[start of Stored records]

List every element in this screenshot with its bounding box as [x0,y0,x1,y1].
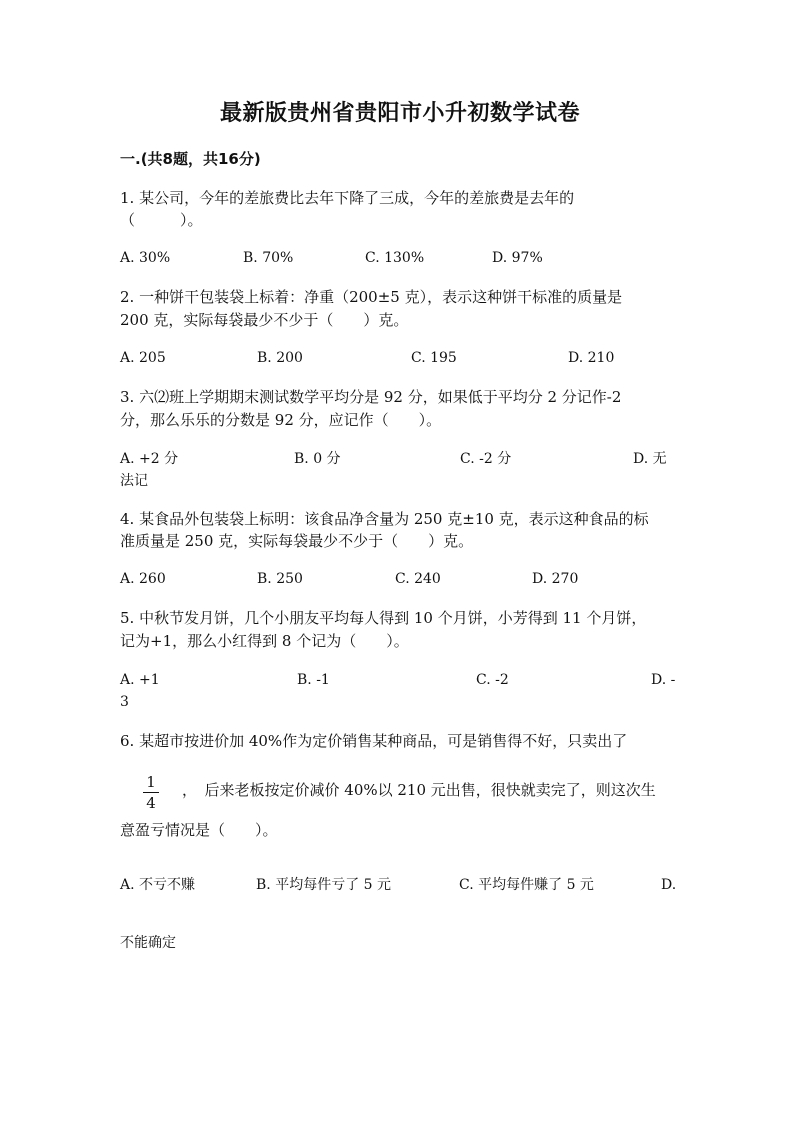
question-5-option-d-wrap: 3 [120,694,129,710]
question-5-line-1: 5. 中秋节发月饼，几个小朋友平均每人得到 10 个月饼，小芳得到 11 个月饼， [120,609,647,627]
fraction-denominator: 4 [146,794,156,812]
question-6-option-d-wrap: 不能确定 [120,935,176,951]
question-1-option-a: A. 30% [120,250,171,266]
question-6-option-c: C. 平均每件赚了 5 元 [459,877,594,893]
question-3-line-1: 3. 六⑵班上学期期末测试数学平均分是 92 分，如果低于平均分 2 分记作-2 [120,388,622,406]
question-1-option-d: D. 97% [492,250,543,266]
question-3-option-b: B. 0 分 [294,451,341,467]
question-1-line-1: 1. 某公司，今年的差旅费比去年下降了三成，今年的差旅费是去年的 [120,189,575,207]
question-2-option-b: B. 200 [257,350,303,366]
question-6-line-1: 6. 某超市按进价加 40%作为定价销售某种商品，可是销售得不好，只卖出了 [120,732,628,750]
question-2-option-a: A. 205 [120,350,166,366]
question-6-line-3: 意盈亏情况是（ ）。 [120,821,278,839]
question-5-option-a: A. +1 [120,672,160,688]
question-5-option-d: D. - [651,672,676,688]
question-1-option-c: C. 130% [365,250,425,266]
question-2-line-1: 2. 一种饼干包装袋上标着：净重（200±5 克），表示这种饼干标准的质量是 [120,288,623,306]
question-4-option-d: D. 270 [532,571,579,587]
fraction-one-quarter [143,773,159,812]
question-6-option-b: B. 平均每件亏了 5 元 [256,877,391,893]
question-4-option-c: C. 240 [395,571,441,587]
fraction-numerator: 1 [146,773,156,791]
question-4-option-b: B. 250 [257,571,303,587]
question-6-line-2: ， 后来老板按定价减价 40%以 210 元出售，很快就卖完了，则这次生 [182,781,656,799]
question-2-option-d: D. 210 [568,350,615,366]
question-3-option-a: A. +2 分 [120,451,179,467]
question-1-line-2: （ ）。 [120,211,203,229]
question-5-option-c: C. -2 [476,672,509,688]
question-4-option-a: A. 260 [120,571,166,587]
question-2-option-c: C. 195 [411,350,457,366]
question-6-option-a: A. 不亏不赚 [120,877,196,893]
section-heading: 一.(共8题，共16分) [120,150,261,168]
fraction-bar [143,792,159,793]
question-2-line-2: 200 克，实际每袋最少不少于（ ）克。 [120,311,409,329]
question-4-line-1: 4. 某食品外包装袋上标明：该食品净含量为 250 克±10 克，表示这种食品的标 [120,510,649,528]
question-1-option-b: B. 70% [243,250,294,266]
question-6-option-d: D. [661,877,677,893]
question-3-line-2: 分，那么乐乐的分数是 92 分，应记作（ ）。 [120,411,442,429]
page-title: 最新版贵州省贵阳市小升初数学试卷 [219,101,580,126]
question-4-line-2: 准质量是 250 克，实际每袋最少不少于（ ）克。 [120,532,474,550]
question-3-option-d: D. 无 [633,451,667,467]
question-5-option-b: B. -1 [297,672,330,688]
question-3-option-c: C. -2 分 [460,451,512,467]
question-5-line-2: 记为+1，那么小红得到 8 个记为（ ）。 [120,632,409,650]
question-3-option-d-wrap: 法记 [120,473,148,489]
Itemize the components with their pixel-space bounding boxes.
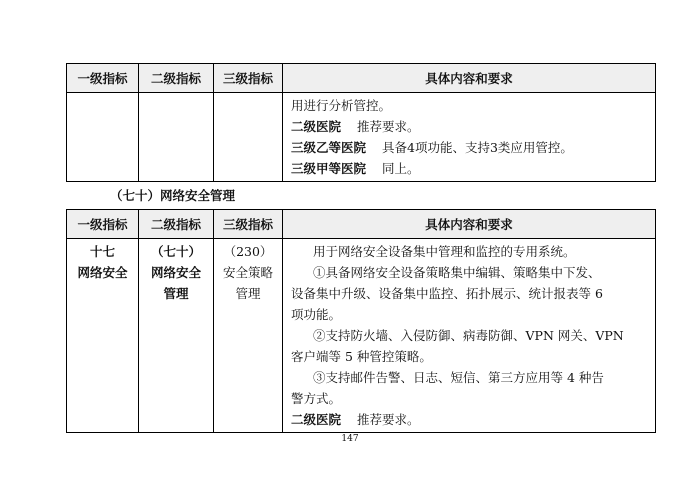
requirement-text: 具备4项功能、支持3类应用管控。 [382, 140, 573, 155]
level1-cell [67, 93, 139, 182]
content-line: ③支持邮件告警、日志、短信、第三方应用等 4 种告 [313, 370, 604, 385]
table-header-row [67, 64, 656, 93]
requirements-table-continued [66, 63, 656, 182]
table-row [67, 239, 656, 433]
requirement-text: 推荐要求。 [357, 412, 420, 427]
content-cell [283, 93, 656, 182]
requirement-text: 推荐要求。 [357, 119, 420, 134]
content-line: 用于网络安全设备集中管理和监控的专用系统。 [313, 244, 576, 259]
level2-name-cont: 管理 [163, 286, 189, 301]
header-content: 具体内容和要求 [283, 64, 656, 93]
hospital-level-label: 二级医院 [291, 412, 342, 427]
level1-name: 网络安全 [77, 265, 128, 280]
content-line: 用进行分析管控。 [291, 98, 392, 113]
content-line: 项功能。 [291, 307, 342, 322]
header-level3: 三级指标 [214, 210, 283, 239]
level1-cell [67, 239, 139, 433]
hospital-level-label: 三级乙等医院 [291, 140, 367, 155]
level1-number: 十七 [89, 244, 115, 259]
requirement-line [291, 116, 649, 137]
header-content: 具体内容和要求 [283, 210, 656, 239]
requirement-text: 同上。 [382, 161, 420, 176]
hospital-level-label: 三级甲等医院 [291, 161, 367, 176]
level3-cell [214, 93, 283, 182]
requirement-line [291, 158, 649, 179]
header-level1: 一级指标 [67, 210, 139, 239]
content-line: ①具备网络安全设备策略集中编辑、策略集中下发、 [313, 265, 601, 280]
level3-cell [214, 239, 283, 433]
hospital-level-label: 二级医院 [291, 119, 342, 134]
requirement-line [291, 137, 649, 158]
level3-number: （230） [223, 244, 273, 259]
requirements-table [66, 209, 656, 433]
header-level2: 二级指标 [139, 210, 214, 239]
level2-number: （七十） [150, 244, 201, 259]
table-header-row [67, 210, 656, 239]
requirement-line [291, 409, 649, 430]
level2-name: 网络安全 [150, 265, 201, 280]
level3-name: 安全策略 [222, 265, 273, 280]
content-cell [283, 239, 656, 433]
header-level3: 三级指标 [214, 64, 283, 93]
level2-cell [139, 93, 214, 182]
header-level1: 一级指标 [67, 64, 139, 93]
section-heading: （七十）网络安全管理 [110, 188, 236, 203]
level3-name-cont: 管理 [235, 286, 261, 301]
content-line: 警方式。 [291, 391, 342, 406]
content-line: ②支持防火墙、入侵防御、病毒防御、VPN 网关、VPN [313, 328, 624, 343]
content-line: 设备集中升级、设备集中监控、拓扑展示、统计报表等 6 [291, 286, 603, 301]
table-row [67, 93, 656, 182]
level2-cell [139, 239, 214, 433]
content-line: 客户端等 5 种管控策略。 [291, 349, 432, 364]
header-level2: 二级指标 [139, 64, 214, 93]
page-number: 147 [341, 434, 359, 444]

[end of Stored records]

- _Stated problem_
Please rewrite the lines of all the entries above, replacing "section-heading" with "section-title" and changing nothing else. Leave the pictures out of your answer.

- _Exercise response_
List every element in this screenshot with its bounding box as [x0,y0,x1,y1].
question-5-option-d-wrap: 3 [120,694,129,710]
question-5-line-1: 5. 中秋节发月饼，几个小朋友平均每人得到 10 个月饼，小芳得到 11 个月饼， [120,609,647,627]
fraction-denominator: 4 [146,794,156,812]
question-6-option-d-wrap: 不能确定 [120,935,176,951]
question-1-option-a: A. 30% [120,250,171,266]
question-6-option-c: C. 平均每件赚了 5 元 [459,877,594,893]
question-3-line-1: 3. 六⑵班上学期期末测试数学平均分是 92 分，如果低于平均分 2 分记作-2 [120,388,622,406]
question-1-option-d: D. 97% [492,250,543,266]
question-3-option-b: B. 0 分 [294,451,341,467]
question-1-line-1: 1. 某公司，今年的差旅费比去年下降了三成，今年的差旅费是去年的 [120,189,575,207]
question-2-option-b: B. 200 [257,350,303,366]
question-6-line-1: 6. 某超市按进价加 40%作为定价销售某种商品，可是销售得不好，只卖出了 [120,732,628,750]
question-2-option-a: A. 205 [120,350,166,366]
question-6-line-3: 意盈亏情况是（ ）。 [120,821,278,839]
question-5-option-a: A. +1 [120,672,160,688]
question-5-option-d: D. - [651,672,676,688]
question-1-option-c: C. 130% [365,250,425,266]
question-2-line-1: 2. 一种饼干包装袋上标着：净重（200±5 克），表示这种饼干标准的质量是 [120,288,623,306]
question-4-option-d: D. 270 [532,571,579,587]
fraction-one-quarter [143,773,159,812]
question-6-option-b: B. 平均每件亏了 5 元 [256,877,391,893]
question-4-option-c: C. 240 [395,571,441,587]
fraction-numerator: 1 [146,773,156,791]
question-4-option-b: B. 250 [257,571,303,587]
question-6-line-2: ， 后来老板按定价减价 40%以 210 元出售，很快就卖完了，则这次生 [182,781,656,799]
question-2-option-d: D. 210 [568,350,615,366]
question-3-option-a: A. +2 分 [120,451,179,467]
question-1-line-2: （ ）。 [120,211,203,229]
question-5-option-c: C. -2 [476,672,509,688]
question-4-option-a: A. 260 [120,571,166,587]
question-2-option-c: C. 195 [411,350,457,366]
question-6-option-a: A. 不亏不赚 [120,877,196,893]
section-title: 一.(共8题，共16分) [120,150,261,168]
fraction-bar [143,792,159,793]
question-2-line-2: 200 克，实际每袋最少不少于（ ）克。 [120,311,409,329]
question-4-line-1: 4. 某食品外包装袋上标明：该食品净含量为 250 克±10 克，表示这种食品的标 [120,510,649,528]
question-1-option-b: B. 70% [243,250,294,266]
question-6-option-d: D. [661,877,677,893]
question-3-line-2: 分，那么乐乐的分数是 92 分，应记作（ ）。 [120,411,442,429]
page-title: 最新版贵州省贵阳市小升初数学试卷 [219,101,580,126]
question-4-line-2: 准质量是 250 克，实际每袋最少不少于（ ）克。 [120,532,474,550]
question-3-option-d: D. 无 [633,451,667,467]
question-5-option-b: B. -1 [297,672,330,688]
question-3-option-c: C. -2 分 [460,451,512,467]
question-5-line-2: 记为+1，那么小红得到 8 个记为（ ）。 [120,632,409,650]
question-3-option-d-wrap: 法记 [120,473,148,489]
Itemize the components with their pixel-space bounding boxes.
requirement-text: 具备4项功能、支持3类应用管控。 [382, 140, 573, 155]
level1-cell [67, 93, 139, 182]
content-line: ③支持邮件告警、日志、短信、第三方应用等 4 种告 [313, 370, 604, 385]
table-header-row [67, 64, 656, 93]
requirements-table-continued [66, 63, 656, 182]
table-row [67, 239, 656, 433]
requirement-text: 推荐要求。 [357, 412, 420, 427]
content-cell [283, 93, 656, 182]
requirement-text: 推荐要求。 [357, 119, 420, 134]
content-line: 用于网络安全设备集中管理和监控的专用系统。 [313, 244, 576, 259]
level2-name-cont: 管理 [163, 286, 189, 301]
header-content: 具体内容和要求 [283, 64, 656, 93]
hospital-level-label: 二级医院 [291, 412, 342, 427]
level1-name: 网络安全 [77, 265, 128, 280]
content-line: 用进行分析管控。 [291, 98, 392, 113]
content-line: 项功能。 [291, 307, 342, 322]
header-level3: 三级指标 [214, 210, 283, 239]
level1-cell [67, 239, 139, 433]
hospital-level-label: 三级乙等医院 [291, 140, 367, 155]
level1-number: 十七 [89, 244, 115, 259]
requirement-line [291, 116, 649, 137]
header-content: 具体内容和要求 [283, 210, 656, 239]
requirement-text: 同上。 [382, 161, 420, 176]
hospital-level-label: 三级甲等医院 [291, 161, 367, 176]
level3-cell [214, 93, 283, 182]
requirement-line [291, 158, 649, 179]
header-level1: 一级指标 [67, 210, 139, 239]
content-line: ①具备网络安全设备策略集中编辑、策略集中下发、 [313, 265, 601, 280]
level3-cell [214, 239, 283, 433]
hospital-level-label: 二级医院 [291, 119, 342, 134]
requirement-line [291, 137, 649, 158]
level3-number: （230） [223, 244, 273, 259]
requirements-table [66, 209, 656, 433]
header-level2: 二级指标 [139, 210, 214, 239]
level2-number: （七十） [150, 244, 201, 259]
table-header-row [67, 210, 656, 239]
requirement-line [291, 409, 649, 430]
level2-name: 网络安全 [150, 265, 201, 280]
level3-name: 安全策略 [222, 265, 273, 280]
content-cell [283, 239, 656, 433]
header-level3: 三级指标 [214, 64, 283, 93]
level2-cell [139, 93, 214, 182]
header-level1: 一级指标 [67, 64, 139, 93]
section-title: （七十）网络安全管理 [110, 188, 236, 203]
level3-name-cont: 管理 [235, 286, 261, 301]
content-line: 警方式。 [291, 391, 342, 406]
content-line: ②支持防火墙、入侵防御、病毒防御、VPN 网关、VPN [313, 328, 624, 343]
content-line: 设备集中升级、设备集中监控、拓扑展示、统计报表等 6 [291, 286, 603, 301]
table-row [67, 93, 656, 182]
level2-cell [139, 239, 214, 433]
content-line: 客户端等 5 种管控策略。 [291, 349, 432, 364]
header-level2: 二级指标 [139, 64, 214, 93]
page-number: 147 [341, 434, 359, 444]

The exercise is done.